▶ **What you will do**: Show every line in the entries below where the word "scalar" appears.

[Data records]

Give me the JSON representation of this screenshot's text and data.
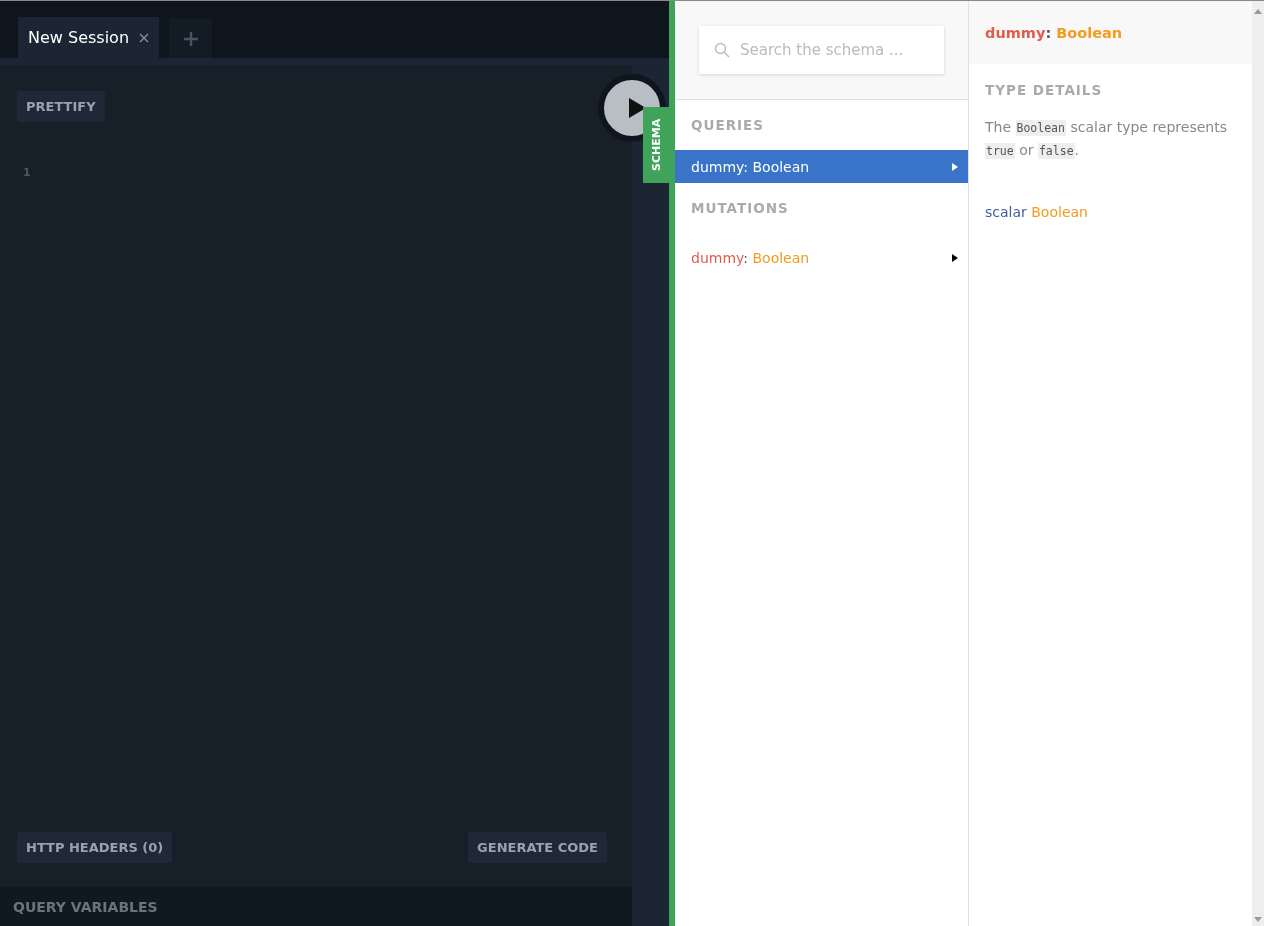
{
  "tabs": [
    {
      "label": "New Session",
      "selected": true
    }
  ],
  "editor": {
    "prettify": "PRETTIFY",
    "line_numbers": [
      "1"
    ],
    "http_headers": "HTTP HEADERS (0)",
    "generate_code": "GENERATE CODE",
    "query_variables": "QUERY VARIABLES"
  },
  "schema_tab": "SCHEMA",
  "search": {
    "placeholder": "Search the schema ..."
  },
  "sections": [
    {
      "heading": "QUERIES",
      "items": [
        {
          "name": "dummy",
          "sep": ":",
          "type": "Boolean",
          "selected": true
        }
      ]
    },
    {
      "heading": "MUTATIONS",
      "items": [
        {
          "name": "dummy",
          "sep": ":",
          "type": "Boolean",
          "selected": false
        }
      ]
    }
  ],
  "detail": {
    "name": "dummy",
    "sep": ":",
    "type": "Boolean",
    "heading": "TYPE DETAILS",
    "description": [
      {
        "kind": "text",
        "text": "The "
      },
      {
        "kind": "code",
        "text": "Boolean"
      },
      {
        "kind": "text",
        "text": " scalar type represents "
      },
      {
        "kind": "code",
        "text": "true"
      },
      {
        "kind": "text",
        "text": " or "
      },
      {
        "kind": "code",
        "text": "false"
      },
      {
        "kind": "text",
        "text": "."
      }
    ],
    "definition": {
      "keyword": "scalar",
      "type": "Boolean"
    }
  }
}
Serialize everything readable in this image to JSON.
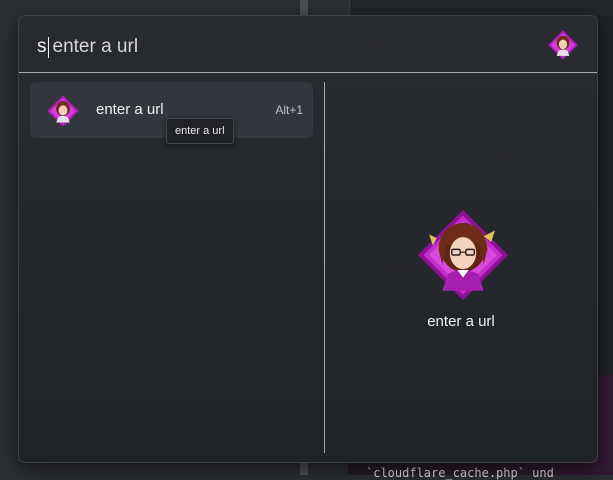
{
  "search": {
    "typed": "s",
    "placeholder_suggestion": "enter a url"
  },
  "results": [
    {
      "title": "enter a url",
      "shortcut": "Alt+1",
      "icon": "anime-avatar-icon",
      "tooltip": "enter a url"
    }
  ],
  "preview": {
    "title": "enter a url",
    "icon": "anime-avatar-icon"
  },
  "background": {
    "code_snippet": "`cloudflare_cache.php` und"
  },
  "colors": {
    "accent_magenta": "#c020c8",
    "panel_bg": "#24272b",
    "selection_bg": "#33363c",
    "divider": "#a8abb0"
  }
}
* * *
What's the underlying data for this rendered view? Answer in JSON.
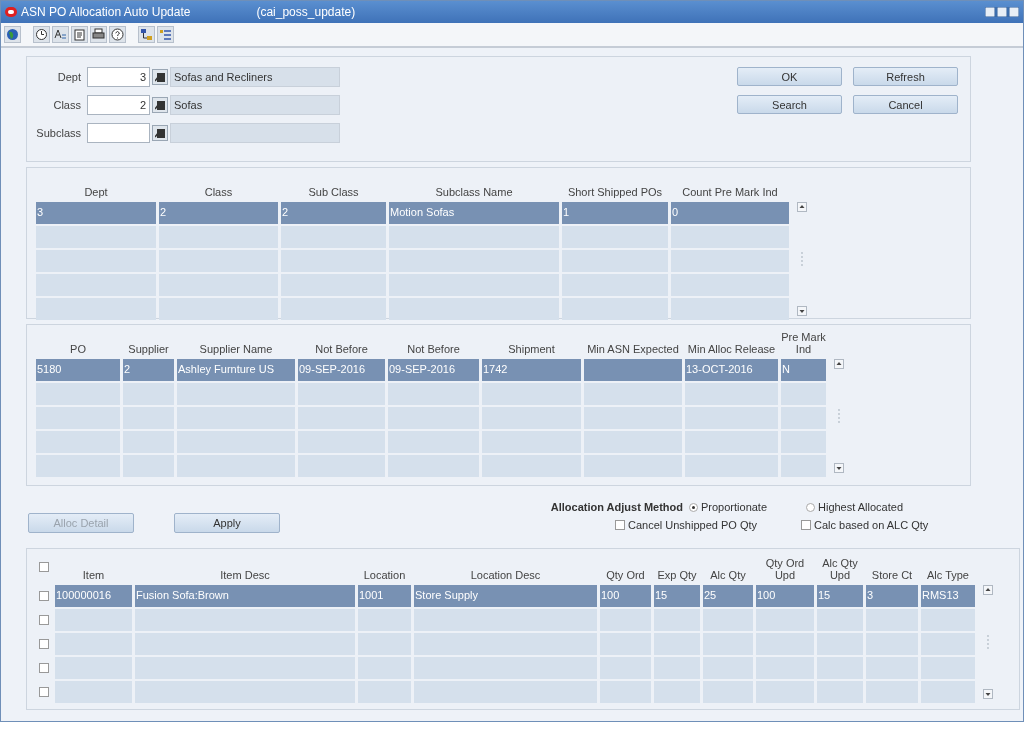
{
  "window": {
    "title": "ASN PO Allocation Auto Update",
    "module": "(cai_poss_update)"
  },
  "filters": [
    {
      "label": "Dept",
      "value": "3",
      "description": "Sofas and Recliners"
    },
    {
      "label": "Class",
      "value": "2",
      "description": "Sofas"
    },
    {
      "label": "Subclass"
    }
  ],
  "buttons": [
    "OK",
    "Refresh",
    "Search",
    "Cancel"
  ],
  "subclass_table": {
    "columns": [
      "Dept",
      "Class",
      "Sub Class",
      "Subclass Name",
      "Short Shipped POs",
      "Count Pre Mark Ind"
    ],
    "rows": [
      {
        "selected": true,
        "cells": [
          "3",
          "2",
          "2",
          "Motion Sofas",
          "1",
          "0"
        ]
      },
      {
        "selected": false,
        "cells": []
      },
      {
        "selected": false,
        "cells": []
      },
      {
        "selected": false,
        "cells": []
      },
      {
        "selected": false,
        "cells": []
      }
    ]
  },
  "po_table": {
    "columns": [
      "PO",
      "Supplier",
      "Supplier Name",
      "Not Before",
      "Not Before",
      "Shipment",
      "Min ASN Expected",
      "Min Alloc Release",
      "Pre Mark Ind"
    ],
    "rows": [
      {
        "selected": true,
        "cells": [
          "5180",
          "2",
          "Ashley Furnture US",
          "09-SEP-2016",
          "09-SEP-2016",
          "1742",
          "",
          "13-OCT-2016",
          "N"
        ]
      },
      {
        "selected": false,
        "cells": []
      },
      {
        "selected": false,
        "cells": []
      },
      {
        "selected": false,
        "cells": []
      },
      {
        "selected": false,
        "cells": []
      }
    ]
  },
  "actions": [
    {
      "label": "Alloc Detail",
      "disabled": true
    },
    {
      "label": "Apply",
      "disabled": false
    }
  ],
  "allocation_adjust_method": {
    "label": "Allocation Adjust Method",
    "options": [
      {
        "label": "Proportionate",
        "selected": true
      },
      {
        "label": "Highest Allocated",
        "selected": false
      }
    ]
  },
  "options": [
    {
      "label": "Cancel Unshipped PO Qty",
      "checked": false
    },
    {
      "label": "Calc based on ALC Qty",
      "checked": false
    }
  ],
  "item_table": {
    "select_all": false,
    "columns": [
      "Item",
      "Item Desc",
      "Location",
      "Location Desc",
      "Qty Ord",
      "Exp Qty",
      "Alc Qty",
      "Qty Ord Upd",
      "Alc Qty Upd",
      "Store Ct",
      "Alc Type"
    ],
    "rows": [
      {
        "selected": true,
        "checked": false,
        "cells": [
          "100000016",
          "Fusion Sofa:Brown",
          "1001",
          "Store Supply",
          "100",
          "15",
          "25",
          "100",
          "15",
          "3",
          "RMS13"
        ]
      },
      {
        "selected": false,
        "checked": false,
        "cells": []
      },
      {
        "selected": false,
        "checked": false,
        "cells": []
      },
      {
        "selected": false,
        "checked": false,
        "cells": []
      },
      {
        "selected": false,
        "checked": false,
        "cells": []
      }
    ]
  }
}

▶ **Solution to this problem**:
        "text": " scalar type represents "
      "keyword": "scalar",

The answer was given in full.